List every person named in the news report below about the killing of a blogger in Dhaka.

**TEXT SEGMENT:**
++++++
Dhaka, Feb. 27: A Bangladeshi-American blogger known for his antipathy to religion was hacked to death on a Dhaka street by two assailants wielding machetes, the police said today.
The attack comes amidst a crackdown on hardline Islamist groups, which have increased activities in recent years in the South Asian nation.
The victim, Avijit Roy, who the local news media said was about 40, was leaving a book fair with his wife last evening when his attackers approached him from behind, according to the police. His wife, Rafida Ahmed, suffered a blow to the head and was in critical condition in a Dhaka hospital, said Sirajul Islam, an officer at the Shahbag police station, where Roy's father reported the assault.
Police retrieved two machetes from the site, but have not yet identified any suspects. They said they were investigating the involvement of Ansarullah Bangla Team, an Islamist extremist group based in Bangladesh that claimed responsibility today for the murder.
Roy, an American citizen, was a prolific writer on secularism and condemned religious extremism, particularly through his blog, Mukto-Mona (Free Mind).
He also wrote on the website of the Centre for Inquiry, an organisation based in the US dedicated to humanist thinking and critiques of religion.
++++++
[Document structure recognition data]
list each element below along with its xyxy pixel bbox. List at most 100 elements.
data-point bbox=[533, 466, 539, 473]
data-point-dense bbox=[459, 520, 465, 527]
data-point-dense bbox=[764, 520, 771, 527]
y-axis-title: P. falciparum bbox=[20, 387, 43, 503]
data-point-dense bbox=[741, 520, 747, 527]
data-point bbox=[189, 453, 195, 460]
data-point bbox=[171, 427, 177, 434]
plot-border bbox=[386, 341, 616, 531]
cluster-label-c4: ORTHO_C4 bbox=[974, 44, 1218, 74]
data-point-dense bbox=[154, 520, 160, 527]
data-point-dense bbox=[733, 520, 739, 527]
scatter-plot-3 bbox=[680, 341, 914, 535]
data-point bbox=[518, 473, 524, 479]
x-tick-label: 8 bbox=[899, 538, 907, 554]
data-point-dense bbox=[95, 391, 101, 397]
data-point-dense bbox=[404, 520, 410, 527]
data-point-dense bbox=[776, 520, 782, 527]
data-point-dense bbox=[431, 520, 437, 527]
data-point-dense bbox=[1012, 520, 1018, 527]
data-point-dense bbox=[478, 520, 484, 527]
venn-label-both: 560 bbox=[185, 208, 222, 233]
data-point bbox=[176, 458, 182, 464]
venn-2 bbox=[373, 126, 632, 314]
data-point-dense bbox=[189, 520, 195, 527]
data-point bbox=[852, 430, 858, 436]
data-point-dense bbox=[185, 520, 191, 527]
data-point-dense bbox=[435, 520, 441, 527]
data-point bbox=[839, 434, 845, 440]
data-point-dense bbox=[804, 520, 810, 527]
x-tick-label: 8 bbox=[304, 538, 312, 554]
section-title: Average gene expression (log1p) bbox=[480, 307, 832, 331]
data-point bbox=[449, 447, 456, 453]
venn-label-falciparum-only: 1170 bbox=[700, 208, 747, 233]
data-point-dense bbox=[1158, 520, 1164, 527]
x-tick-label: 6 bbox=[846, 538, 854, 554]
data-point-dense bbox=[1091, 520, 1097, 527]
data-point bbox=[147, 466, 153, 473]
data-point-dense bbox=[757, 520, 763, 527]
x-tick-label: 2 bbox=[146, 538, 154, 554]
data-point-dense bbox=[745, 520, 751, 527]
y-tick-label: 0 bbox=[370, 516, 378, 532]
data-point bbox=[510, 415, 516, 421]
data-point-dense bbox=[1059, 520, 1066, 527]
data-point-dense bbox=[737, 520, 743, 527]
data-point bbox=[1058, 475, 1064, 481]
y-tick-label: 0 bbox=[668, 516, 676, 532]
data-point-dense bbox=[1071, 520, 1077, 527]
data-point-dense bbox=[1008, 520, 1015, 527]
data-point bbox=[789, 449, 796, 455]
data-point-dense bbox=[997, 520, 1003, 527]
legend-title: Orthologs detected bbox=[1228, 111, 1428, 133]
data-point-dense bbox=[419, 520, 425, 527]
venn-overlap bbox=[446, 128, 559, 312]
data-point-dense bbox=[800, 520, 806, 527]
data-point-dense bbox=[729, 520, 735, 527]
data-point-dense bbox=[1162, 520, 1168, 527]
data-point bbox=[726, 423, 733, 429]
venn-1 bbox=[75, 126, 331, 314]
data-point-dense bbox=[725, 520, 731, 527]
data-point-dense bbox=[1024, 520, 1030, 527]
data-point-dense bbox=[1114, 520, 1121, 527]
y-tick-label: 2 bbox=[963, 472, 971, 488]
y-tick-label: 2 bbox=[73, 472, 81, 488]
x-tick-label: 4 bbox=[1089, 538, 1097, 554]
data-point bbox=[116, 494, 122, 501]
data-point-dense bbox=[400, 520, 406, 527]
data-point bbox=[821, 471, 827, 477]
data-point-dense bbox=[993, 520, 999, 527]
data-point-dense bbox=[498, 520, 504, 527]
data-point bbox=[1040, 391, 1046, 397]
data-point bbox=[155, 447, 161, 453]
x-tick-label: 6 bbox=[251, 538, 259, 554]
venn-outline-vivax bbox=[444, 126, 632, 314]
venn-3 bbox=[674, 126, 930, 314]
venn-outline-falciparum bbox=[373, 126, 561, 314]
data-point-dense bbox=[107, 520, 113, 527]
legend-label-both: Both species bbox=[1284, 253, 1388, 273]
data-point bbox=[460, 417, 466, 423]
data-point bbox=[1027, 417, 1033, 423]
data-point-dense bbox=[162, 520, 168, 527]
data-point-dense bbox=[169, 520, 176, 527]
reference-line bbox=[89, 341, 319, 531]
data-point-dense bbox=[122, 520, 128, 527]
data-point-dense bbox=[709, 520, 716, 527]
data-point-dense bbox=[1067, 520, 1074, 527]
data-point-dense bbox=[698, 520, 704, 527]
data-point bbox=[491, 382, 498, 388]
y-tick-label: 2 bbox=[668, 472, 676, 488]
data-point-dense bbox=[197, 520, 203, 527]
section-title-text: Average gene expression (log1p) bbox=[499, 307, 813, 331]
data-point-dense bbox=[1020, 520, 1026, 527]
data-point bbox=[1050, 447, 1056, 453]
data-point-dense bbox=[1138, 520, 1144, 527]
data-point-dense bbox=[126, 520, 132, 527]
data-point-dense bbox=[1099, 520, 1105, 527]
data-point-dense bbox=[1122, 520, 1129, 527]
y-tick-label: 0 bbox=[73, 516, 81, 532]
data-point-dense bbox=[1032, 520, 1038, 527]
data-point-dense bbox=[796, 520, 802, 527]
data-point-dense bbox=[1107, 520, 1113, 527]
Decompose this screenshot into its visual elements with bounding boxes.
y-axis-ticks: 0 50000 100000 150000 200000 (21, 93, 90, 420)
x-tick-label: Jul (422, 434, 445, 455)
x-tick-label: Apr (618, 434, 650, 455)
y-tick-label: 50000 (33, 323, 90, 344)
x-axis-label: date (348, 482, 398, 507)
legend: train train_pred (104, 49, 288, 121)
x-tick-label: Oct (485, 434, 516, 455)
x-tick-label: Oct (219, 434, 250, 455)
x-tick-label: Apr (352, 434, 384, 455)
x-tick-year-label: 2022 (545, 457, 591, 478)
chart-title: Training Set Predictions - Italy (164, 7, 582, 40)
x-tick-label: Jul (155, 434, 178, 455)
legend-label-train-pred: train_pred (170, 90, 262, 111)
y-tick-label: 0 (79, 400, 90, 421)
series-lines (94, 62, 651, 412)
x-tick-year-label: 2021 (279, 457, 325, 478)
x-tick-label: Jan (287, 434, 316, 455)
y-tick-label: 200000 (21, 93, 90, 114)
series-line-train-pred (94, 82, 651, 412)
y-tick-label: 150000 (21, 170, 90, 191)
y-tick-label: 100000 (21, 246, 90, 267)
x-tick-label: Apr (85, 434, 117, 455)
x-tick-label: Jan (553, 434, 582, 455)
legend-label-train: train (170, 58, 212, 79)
++++++
**RESPONSE TO THIS EXERCISE:**
Avijit Roy
Rafida Ahmed
Sirajul Islam